=== Problem details ===
Filter the data for lines with the word "Shift", then copy every line so identified.

________________________

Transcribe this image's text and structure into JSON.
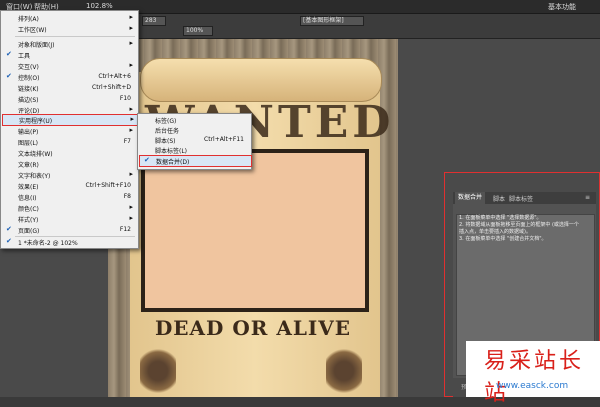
{
  "menubar": {
    "window_menu": "窗口(W)",
    "help_menu": "帮助(H)",
    "zoom": "102.8%",
    "workspace": "基本功能"
  },
  "toolbar": {
    "font_size": "283",
    "percent": "100%",
    "frame_label": "[基本图形框架]"
  },
  "window_menu": {
    "items": [
      {
        "label": "排列(A)",
        "shortcut": "",
        "submenu": true,
        "checked": false
      },
      {
        "label": "工作区(W)",
        "shortcut": "",
        "submenu": true,
        "checked": false
      },
      {
        "label": "对象和版面(J)",
        "shortcut": "",
        "submenu": true,
        "checked": false
      },
      {
        "label": "工具",
        "shortcut": "",
        "submenu": false,
        "checked": true
      },
      {
        "label": "交互(V)",
        "shortcut": "",
        "submenu": true,
        "checked": false
      },
      {
        "label": "控制(O)",
        "shortcut": "Ctrl+Alt+6",
        "submenu": false,
        "checked": true
      },
      {
        "label": "链接(K)",
        "shortcut": "Ctrl+Shift+D",
        "submenu": false,
        "checked": false
      },
      {
        "label": "描边(S)",
        "shortcut": "F10",
        "submenu": false,
        "checked": false
      },
      {
        "label": "评论(D)",
        "shortcut": "",
        "submenu": true,
        "checked": false
      },
      {
        "label": "实用程序(U)",
        "shortcut": "",
        "submenu": true,
        "checked": false
      },
      {
        "label": "输出(P)",
        "shortcut": "",
        "submenu": true,
        "checked": false
      },
      {
        "label": "图层(L)",
        "shortcut": "F7",
        "submenu": false,
        "checked": false
      },
      {
        "label": "文本绕排(W)",
        "shortcut": "",
        "submenu": false,
        "checked": false
      },
      {
        "label": "文章(R)",
        "shortcut": "",
        "submenu": false,
        "checked": false
      },
      {
        "label": "文字和表(Y)",
        "shortcut": "",
        "submenu": true,
        "checked": false
      },
      {
        "label": "效果(E)",
        "shortcut": "Ctrl+Shift+F10",
        "submenu": false,
        "checked": false
      },
      {
        "label": "信息(I)",
        "shortcut": "F8",
        "submenu": false,
        "checked": false
      },
      {
        "label": "颜色(C)",
        "shortcut": "",
        "submenu": true,
        "checked": false
      },
      {
        "label": "样式(Y)",
        "shortcut": "",
        "submenu": true,
        "checked": false
      },
      {
        "label": "页面(G)",
        "shortcut": "F12",
        "submenu": false,
        "checked": true
      },
      {
        "label": "1 *未命名-2 @ 102%",
        "shortcut": "",
        "submenu": false,
        "checked": true
      }
    ]
  },
  "utility_submenu": {
    "items": [
      {
        "label": "标签(G)",
        "shortcut": ""
      },
      {
        "label": "后台任务",
        "shortcut": ""
      },
      {
        "label": "脚本(S)",
        "shortcut": "Ctrl+Alt+F11"
      },
      {
        "label": "脚本标签(L)",
        "shortcut": ""
      },
      {
        "label": "数据合并(D)",
        "shortcut": "",
        "checked": true
      }
    ]
  },
  "document": {
    "headline": "WANTED",
    "subline": "DEAD OR ALIVE"
  },
  "panel": {
    "tabs": [
      "数据合并",
      "脚本",
      "脚本标签"
    ],
    "instructions": [
      "1. 在面板菜单中选择 \"选择数据源\"。",
      "2. 将数据域从面板拖移至页面上的框架中 (或选择一个",
      "插入点，单击要插入的数据域)。",
      "3. 在面板菜单中选择 \"创建合并文档\"。"
    ],
    "footer_label": "预览"
  },
  "watermark": {
    "title": "易采站长站",
    "url": "www.easck.com"
  }
}
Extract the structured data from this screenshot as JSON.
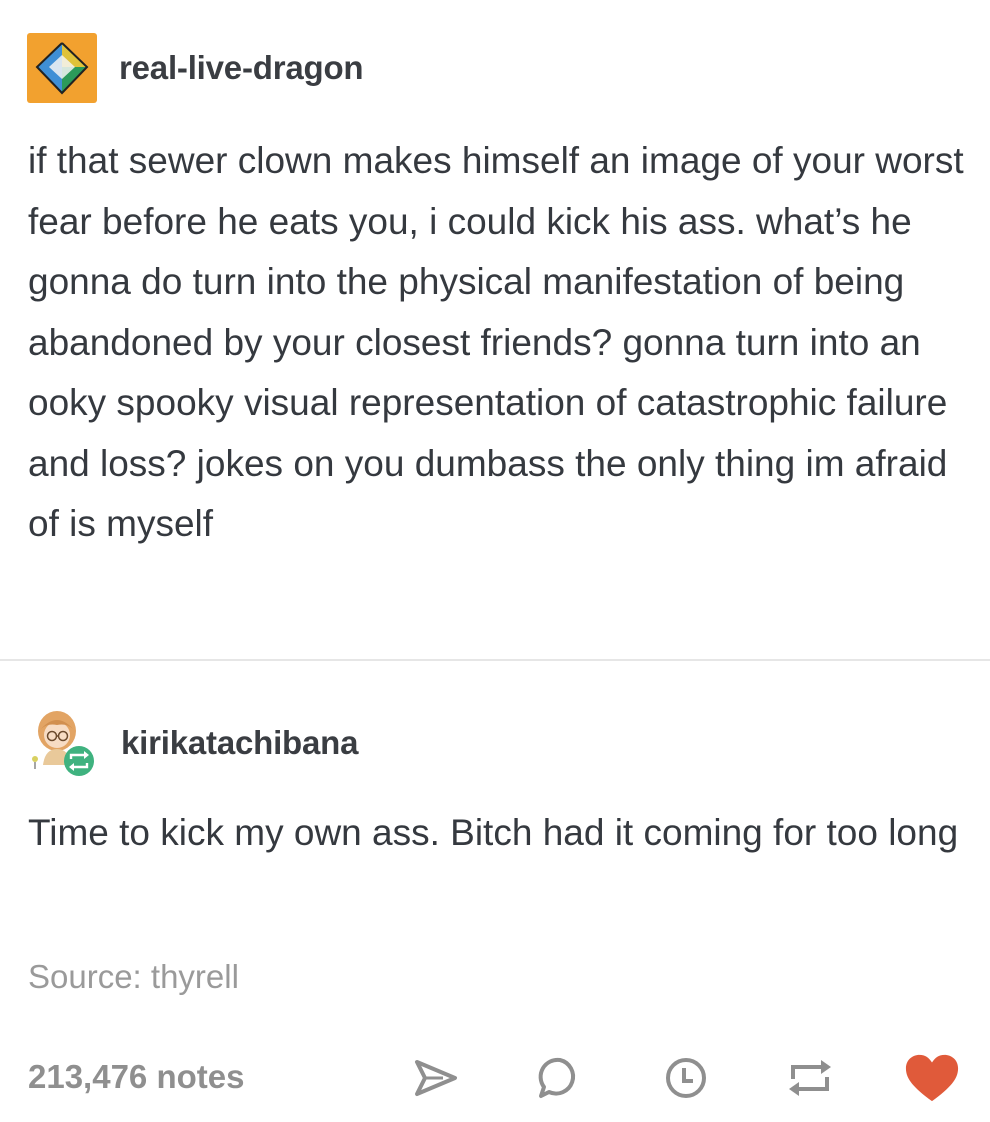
{
  "original_post": {
    "blog_name": "real-live-dragon",
    "avatar_icon": "d20-dice-icon",
    "avatar_color": "#f2a12f",
    "text": "if that sewer clown makes himself an image of your worst fear before he eats you, i could kick his ass. what’s he gonna do turn into the physical manifestation of being abandoned by your closest friends? gonna turn into an ooky spooky visual representation of catastrophic failure and loss? jokes on you dumbass the only thing im afraid of is myself"
  },
  "reblog": {
    "blog_name": "kirikatachibana",
    "avatar_icon": "anime-character-avatar",
    "badge_icon": "reblog-badge-icon",
    "badge_color": "#3fb27f",
    "text": "Time to kick my own ass. Bitch had it coming for too long"
  },
  "source": {
    "label": "Source:",
    "name": "thyrell"
  },
  "footer": {
    "notes_count": "213,476 notes",
    "controls": [
      "share-icon",
      "reply-icon",
      "queue-icon",
      "reblog-icon",
      "like-heart-icon"
    ],
    "like_color": "#e05a3a",
    "icon_color": "#8f8f8f"
  }
}
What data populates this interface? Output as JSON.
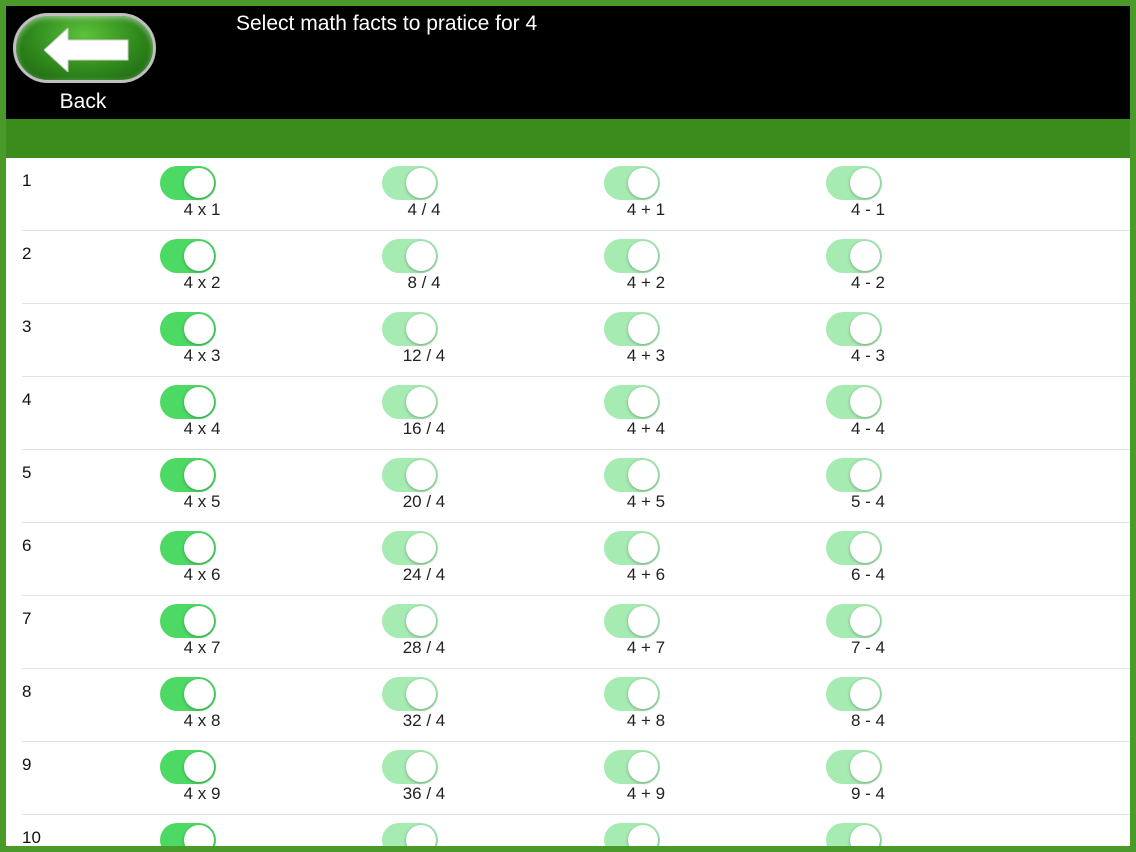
{
  "header": {
    "title": "Select math facts to pratice for 4",
    "back_label": "Back"
  },
  "colors": {
    "frame_green": "#4a9a2a",
    "band_green": "#3b8c1c",
    "toggle_on": "#4cd964",
    "toggle_dim": "#a6ebb2"
  },
  "rows": [
    {
      "num": "1",
      "facts": [
        "4 x 1",
        "4 / 4",
        "4 + 1",
        "4 - 1"
      ]
    },
    {
      "num": "2",
      "facts": [
        "4 x 2",
        "8 / 4",
        "4 + 2",
        "4 - 2"
      ]
    },
    {
      "num": "3",
      "facts": [
        "4 x 3",
        "12 / 4",
        "4 + 3",
        "4 - 3"
      ]
    },
    {
      "num": "4",
      "facts": [
        "4 x 4",
        "16 / 4",
        "4 + 4",
        "4 - 4"
      ]
    },
    {
      "num": "5",
      "facts": [
        "4 x 5",
        "20 / 4",
        "4 + 5",
        "5 - 4"
      ]
    },
    {
      "num": "6",
      "facts": [
        "4 x 6",
        "24 / 4",
        "4 + 6",
        "6 - 4"
      ]
    },
    {
      "num": "7",
      "facts": [
        "4 x 7",
        "28 / 4",
        "4 + 7",
        "7 - 4"
      ]
    },
    {
      "num": "8",
      "facts": [
        "4 x 8",
        "32 / 4",
        "4 + 8",
        "8 - 4"
      ]
    },
    {
      "num": "9",
      "facts": [
        "4 x 9",
        "36 / 4",
        "4 + 9",
        "9 - 4"
      ]
    },
    {
      "num": "10",
      "facts": [
        "",
        "",
        "",
        ""
      ]
    }
  ]
}
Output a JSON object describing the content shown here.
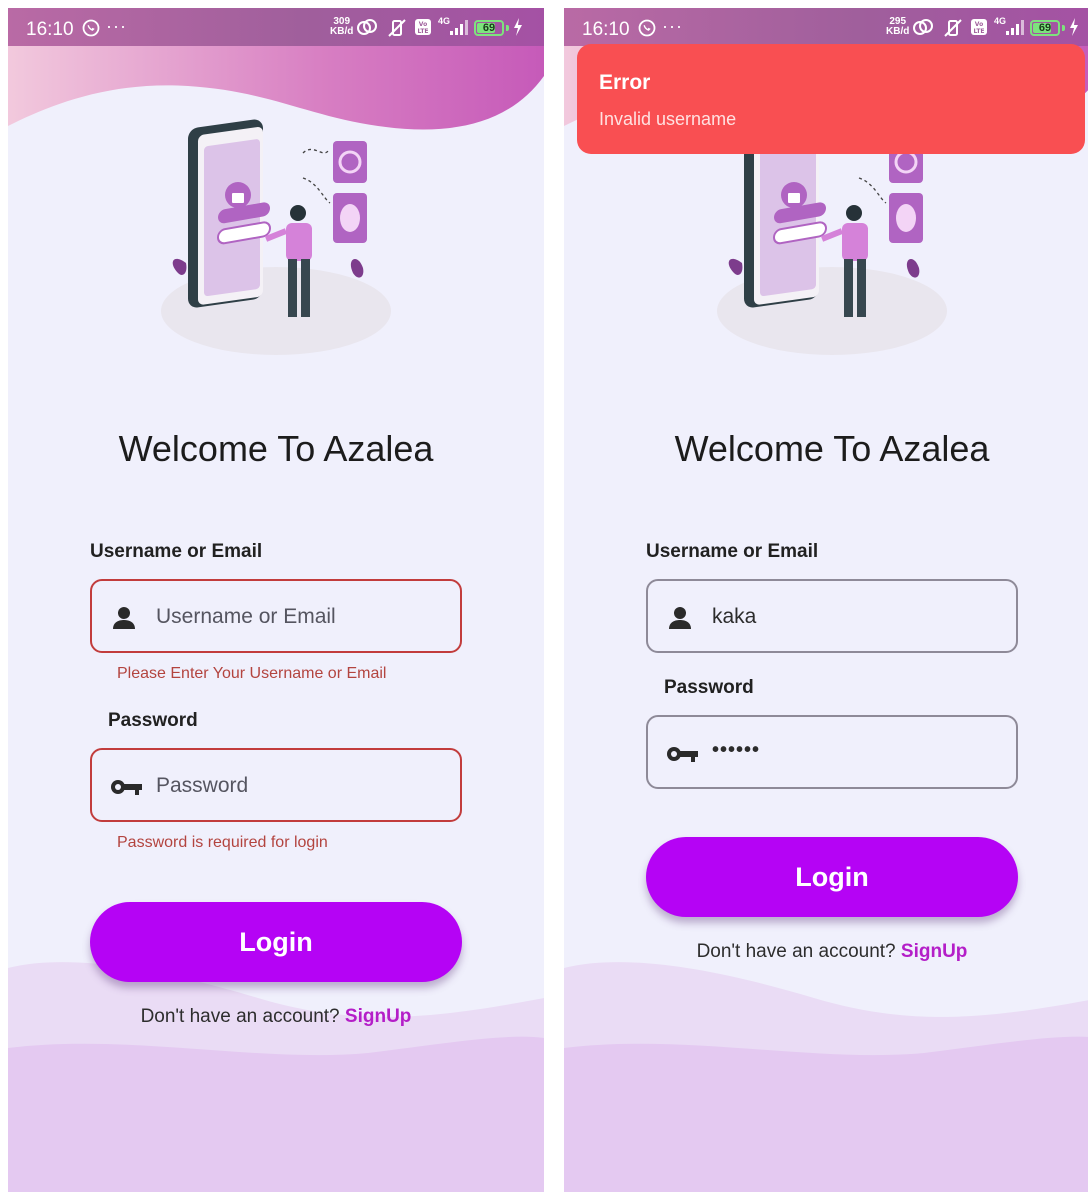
{
  "colors": {
    "accent": "#b503f5",
    "error": "#c23c3c",
    "toast_bg": "#f94f52",
    "background": "#f0f0fc",
    "link": "#b41ec8"
  },
  "icons": {
    "username": "person-icon",
    "password": "key-icon",
    "whatsapp": "whatsapp-icon",
    "battery": "battery-icon"
  },
  "screens": [
    {
      "statusbar": {
        "time": "16:10",
        "more": "···",
        "speed_value": "309",
        "speed_unit": "KB/d",
        "net": "4G",
        "battery": "69"
      },
      "welcome": "Welcome To Azalea",
      "username_label": "Username or Email",
      "username_value": "",
      "username_placeholder": "Username or Email",
      "username_error": "Please Enter Your Username or Email",
      "password_label": "Password",
      "password_value": "",
      "password_placeholder": "Password",
      "password_error": "Password is required for login",
      "login": "Login",
      "signup_prompt": "Don't have an account?",
      "signup_link": "SignUp"
    },
    {
      "statusbar": {
        "time": "16:10",
        "more": "···",
        "speed_value": "295",
        "speed_unit": "KB/d",
        "net": "4G",
        "battery": "69"
      },
      "toast": {
        "title": "Error",
        "message": "Invalid username"
      },
      "welcome": "Welcome To Azalea",
      "username_label": "Username or Email",
      "username_value": "kaka",
      "password_label": "Password",
      "password_value": "••••••",
      "login": "Login",
      "signup_prompt": "Don't have an account?",
      "signup_link": "SignUp"
    }
  ]
}
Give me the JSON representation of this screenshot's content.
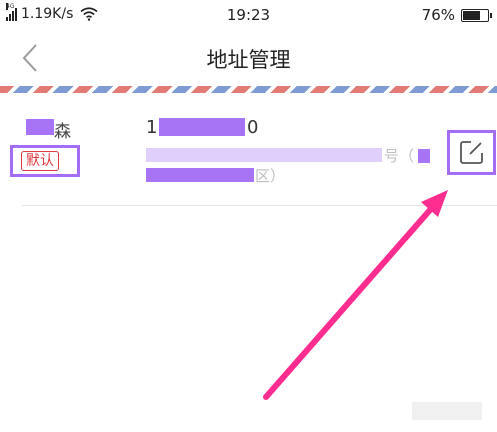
{
  "status_bar": {
    "network_type": "4G",
    "speed": "1.19K/s",
    "time": "19:23",
    "battery": "76%",
    "battery_level": 0.76
  },
  "nav": {
    "back_icon": "chevron-left-icon",
    "title": "地址管理"
  },
  "address": {
    "name_visible": "森",
    "default_badge": "默认",
    "phone_start": "1",
    "phone_end": "0",
    "line1_fragment": "号（",
    "line2_fragment": "区）",
    "edit_icon": "edit-icon"
  },
  "colors": {
    "highlight": "#a46df5",
    "arrow": "#ff2d8f",
    "badge_red": "#e0393e",
    "stripe_red": "#e27a76",
    "stripe_blue": "#7f9bd3"
  }
}
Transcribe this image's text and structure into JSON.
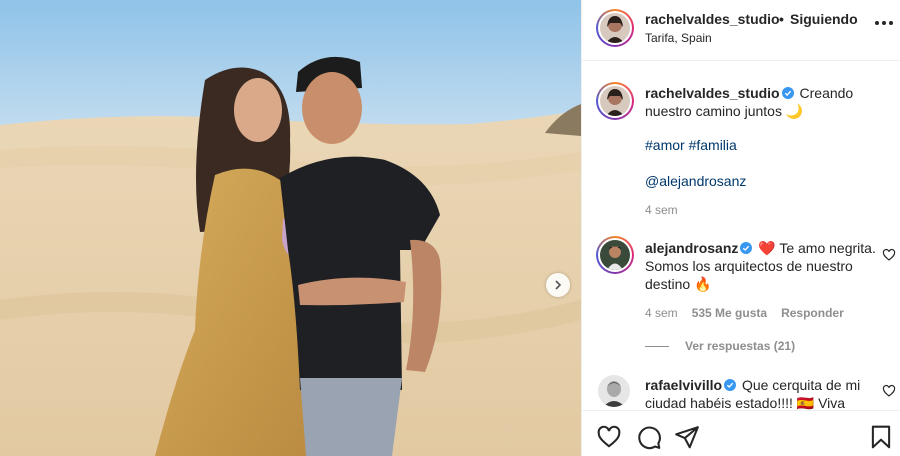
{
  "post": {
    "author": "rachelvaldes_studio",
    "separator": "•",
    "follow_status": "Siguiendo",
    "location": "Tarifa, Spain"
  },
  "caption": {
    "username": "rachelvaldes_studio",
    "text": "Creando nuestro camino juntos 🌙",
    "hashtags": "#amor #familia",
    "mention": "@alejandrosanz",
    "time": "4 sem"
  },
  "comments": [
    {
      "username": "alejandrosanz",
      "text": "❤️ Te amo negrita. Somos los arquitectos de nuestro destino 🔥",
      "time": "4 sem",
      "likes": "535 Me gusta",
      "reply_label": "Responder",
      "view_replies": "Ver respuestas (21)"
    },
    {
      "username": "rafaelvivillo",
      "text": "Que cerquita de mi ciudad habéis estado!!!! 🇪🇸 Viva"
    }
  ],
  "icons": {
    "like": "heart-icon",
    "comment": "comment-icon",
    "share": "paper-plane-icon",
    "save": "bookmark-icon",
    "more": "more-options-icon",
    "next": "chevron-right-icon",
    "verified": "verified-badge-icon"
  },
  "colors": {
    "verified_blue": "#3897f0",
    "link_blue": "#00376b",
    "muted": "#8e8e8e",
    "text": "#262626"
  }
}
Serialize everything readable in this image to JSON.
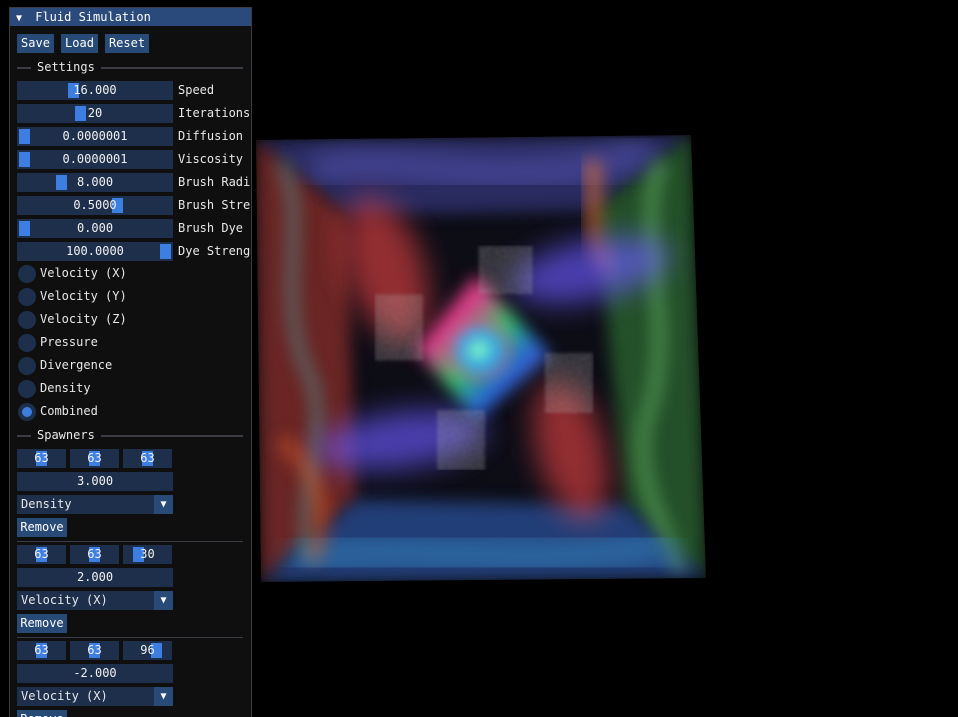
{
  "window": {
    "title": "Fluid Simulation",
    "collapse_icon": "triangle-down"
  },
  "toolbar": {
    "save_label": "Save",
    "load_label": "Load",
    "reset_label": "Reset"
  },
  "settings": {
    "header": "Settings",
    "sliders": [
      {
        "value": "16.000",
        "label": "Speed",
        "fill_fraction": 0.35
      },
      {
        "value": "20",
        "label": "Iterations",
        "fill_fraction": 0.4
      },
      {
        "value": "0.0000001",
        "label": "Diffusion",
        "fill_fraction": 0.0
      },
      {
        "value": "0.0000001",
        "label": "Viscosity",
        "fill_fraction": 0.0
      },
      {
        "value": "8.000",
        "label": "Brush Radius",
        "fill_fraction": 0.26
      },
      {
        "value": "0.5000",
        "label": "Brush Strength",
        "fill_fraction": 0.66
      },
      {
        "value": "0.000",
        "label": "Brush Dye",
        "fill_fraction": 0.0
      },
      {
        "value": "100.0000",
        "label": "Dye Strength",
        "fill_fraction": 1.0
      }
    ],
    "display_modes": [
      {
        "label": "Velocity (X)",
        "selected": false
      },
      {
        "label": "Velocity (Y)",
        "selected": false
      },
      {
        "label": "Velocity (Z)",
        "selected": false
      },
      {
        "label": "Pressure",
        "selected": false
      },
      {
        "label": "Divergence",
        "selected": false
      },
      {
        "label": "Density",
        "selected": false
      },
      {
        "label": "Combined",
        "selected": true
      }
    ]
  },
  "spawners": {
    "header": "Spawners",
    "items": [
      {
        "x": "63",
        "y": "63",
        "z": "63",
        "strength": "3.000",
        "type": "Density",
        "remove_label": "Remove"
      },
      {
        "x": "63",
        "y": "63",
        "z": "30",
        "strength": "2.000",
        "type": "Velocity (X)",
        "remove_label": "Remove"
      },
      {
        "x": "63",
        "y": "63",
        "z": "96",
        "strength": "-2.000",
        "type": "Velocity (X)",
        "remove_label": "Remove"
      }
    ]
  },
  "colors": {
    "title_bg": "#294a7a",
    "frame_bg": "#1d2f4b",
    "button_bg": "#284a77",
    "accent": "#3d7fe0",
    "panel_bg": "#0f0f0f"
  }
}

________________________

=== Written answer ===
        "shortcut": "Ctrl+Shift+D",
        "shortcut": "Ctrl+Shift+F10",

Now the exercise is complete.